* Begin *
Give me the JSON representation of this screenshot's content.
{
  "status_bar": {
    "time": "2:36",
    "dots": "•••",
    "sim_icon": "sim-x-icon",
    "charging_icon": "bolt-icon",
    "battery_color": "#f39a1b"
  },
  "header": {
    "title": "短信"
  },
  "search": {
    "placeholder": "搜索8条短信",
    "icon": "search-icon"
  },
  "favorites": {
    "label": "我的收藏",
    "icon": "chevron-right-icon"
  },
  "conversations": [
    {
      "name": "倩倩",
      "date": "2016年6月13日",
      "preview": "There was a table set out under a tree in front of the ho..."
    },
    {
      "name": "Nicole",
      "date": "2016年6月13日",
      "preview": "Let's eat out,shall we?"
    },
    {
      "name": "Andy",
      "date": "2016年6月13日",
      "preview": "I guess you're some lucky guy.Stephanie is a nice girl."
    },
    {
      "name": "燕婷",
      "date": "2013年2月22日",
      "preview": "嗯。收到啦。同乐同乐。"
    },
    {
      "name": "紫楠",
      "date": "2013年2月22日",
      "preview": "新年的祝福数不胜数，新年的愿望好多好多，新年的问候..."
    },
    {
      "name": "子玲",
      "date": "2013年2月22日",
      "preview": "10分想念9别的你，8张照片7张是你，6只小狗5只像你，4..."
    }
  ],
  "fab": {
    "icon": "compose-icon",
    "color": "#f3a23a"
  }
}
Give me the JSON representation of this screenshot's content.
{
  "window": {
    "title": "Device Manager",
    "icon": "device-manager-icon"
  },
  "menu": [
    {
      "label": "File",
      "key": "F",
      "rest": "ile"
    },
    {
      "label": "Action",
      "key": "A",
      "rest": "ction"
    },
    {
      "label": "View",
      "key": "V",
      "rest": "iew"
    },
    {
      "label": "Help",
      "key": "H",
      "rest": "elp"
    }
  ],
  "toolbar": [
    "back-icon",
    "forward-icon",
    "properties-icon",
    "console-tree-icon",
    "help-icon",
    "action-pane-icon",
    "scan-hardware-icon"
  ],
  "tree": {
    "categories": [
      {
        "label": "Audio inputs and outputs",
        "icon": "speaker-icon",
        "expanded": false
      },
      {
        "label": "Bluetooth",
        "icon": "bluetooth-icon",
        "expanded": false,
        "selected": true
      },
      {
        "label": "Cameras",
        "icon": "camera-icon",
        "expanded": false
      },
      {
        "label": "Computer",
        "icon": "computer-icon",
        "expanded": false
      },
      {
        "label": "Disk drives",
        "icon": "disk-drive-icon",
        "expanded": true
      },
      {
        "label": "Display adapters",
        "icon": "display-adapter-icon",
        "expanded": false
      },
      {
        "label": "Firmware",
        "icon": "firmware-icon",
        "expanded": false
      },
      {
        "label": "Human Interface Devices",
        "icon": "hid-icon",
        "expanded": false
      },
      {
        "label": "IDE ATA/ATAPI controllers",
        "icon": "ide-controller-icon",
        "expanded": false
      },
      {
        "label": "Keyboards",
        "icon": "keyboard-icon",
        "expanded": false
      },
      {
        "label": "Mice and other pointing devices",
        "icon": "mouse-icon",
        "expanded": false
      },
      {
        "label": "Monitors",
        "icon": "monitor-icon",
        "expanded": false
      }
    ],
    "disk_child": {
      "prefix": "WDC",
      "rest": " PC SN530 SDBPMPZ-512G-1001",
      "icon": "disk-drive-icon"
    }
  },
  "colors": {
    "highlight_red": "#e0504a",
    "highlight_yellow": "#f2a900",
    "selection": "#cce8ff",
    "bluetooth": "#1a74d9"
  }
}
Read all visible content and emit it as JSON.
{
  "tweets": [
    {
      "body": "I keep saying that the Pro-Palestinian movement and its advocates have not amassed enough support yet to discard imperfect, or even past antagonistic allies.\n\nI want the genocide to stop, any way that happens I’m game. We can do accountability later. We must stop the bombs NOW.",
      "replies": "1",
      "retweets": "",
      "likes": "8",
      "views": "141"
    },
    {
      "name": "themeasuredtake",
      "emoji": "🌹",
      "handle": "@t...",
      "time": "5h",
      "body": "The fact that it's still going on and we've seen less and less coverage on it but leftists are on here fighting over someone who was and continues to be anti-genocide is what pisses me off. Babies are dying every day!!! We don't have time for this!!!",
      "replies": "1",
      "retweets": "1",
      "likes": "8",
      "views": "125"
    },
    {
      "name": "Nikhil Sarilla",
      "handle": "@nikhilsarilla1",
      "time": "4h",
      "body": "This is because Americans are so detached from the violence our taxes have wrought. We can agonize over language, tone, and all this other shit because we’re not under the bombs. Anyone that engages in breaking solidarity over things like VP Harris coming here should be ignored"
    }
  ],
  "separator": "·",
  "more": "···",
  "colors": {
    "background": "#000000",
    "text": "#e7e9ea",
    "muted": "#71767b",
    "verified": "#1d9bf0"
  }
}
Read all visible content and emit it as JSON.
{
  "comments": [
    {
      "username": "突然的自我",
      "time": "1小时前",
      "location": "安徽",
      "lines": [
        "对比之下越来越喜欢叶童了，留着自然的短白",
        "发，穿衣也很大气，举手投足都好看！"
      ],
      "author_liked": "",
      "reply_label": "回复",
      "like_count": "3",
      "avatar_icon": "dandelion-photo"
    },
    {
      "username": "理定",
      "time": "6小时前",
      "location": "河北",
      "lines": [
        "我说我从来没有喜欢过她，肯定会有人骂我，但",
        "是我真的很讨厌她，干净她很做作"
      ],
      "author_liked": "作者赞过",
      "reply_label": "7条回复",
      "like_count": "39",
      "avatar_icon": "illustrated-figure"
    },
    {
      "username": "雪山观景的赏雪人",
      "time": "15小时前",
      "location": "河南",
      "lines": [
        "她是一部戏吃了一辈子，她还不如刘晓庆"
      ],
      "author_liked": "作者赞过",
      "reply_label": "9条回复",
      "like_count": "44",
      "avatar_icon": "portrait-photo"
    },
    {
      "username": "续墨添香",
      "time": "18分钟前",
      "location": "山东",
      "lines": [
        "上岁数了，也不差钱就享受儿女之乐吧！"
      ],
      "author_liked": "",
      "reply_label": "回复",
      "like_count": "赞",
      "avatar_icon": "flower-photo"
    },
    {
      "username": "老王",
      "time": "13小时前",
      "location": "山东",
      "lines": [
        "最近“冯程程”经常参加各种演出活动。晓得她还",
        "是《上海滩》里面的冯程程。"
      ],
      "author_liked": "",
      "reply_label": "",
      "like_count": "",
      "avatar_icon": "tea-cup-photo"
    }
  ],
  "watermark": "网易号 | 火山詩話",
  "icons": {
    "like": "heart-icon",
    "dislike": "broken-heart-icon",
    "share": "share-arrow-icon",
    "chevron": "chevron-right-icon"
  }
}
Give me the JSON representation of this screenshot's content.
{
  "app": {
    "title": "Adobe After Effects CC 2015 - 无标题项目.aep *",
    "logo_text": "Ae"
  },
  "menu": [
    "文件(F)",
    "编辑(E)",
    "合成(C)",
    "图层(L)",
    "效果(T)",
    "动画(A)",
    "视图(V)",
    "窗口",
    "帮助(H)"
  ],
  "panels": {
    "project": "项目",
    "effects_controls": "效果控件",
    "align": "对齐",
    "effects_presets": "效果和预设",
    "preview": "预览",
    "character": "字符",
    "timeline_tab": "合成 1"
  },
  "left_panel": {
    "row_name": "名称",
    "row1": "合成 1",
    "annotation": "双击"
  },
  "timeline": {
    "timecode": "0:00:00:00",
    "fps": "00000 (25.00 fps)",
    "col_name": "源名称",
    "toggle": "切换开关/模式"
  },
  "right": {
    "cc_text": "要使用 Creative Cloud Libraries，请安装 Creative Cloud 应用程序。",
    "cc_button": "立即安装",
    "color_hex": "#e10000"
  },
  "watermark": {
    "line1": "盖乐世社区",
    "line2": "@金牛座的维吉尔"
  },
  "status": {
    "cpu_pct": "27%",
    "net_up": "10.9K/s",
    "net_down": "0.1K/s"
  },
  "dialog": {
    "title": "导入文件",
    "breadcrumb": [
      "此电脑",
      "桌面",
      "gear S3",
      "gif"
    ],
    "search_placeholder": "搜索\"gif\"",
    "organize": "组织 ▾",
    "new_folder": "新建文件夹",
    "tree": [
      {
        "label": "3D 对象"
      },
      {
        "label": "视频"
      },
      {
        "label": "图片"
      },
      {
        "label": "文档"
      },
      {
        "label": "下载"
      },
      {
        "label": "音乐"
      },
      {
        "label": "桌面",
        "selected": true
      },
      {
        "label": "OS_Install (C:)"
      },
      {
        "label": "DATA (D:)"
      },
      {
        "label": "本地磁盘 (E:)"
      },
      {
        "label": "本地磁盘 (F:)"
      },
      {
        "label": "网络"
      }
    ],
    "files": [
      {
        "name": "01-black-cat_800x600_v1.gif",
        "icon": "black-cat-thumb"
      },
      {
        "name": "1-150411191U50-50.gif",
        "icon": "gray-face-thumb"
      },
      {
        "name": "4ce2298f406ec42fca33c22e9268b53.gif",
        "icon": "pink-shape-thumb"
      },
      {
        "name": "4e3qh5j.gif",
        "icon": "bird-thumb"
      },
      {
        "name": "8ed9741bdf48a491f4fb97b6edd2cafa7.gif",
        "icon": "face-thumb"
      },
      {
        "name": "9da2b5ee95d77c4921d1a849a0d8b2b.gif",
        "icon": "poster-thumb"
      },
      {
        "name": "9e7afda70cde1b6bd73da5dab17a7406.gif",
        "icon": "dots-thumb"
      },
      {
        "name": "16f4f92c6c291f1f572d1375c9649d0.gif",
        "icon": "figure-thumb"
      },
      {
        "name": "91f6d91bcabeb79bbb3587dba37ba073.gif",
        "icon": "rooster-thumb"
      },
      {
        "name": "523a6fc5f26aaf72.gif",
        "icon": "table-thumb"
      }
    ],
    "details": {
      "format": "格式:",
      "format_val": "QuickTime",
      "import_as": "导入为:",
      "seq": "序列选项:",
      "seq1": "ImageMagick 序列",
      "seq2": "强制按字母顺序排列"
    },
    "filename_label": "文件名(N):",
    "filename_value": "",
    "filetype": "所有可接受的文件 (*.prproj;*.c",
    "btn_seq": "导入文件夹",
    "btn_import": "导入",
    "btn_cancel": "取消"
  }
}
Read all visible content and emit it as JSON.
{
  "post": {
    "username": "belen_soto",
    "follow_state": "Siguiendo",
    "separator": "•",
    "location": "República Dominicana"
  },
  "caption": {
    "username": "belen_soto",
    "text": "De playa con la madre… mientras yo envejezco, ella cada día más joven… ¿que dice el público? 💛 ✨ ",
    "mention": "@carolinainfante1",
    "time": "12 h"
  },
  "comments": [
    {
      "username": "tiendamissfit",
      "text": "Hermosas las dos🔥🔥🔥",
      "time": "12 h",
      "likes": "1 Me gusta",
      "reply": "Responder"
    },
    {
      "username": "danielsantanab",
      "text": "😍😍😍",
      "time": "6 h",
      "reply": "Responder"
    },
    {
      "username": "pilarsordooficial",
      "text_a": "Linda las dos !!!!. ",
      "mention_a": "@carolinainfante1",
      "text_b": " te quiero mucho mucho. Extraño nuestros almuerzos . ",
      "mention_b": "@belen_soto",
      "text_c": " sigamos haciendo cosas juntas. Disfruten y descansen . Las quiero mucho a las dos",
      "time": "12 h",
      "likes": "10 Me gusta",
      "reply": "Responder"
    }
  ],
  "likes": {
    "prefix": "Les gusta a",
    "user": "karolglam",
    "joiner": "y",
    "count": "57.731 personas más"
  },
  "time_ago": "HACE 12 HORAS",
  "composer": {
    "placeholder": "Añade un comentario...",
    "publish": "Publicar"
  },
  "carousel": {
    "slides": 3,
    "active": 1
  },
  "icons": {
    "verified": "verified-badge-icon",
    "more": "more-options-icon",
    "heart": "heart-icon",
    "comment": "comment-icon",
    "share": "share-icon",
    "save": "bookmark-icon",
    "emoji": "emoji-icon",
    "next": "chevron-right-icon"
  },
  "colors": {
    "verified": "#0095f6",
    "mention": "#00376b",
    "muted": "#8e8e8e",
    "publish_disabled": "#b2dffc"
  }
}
* End *
WHAT TO WORK ON — Copy all the lines above that hold the string "tree".

FINAL RESULT —
      "preview": "There was a table set out under a tree in front of the ho..."
    "console-tree-icon",
  "tree": {
    "tree": [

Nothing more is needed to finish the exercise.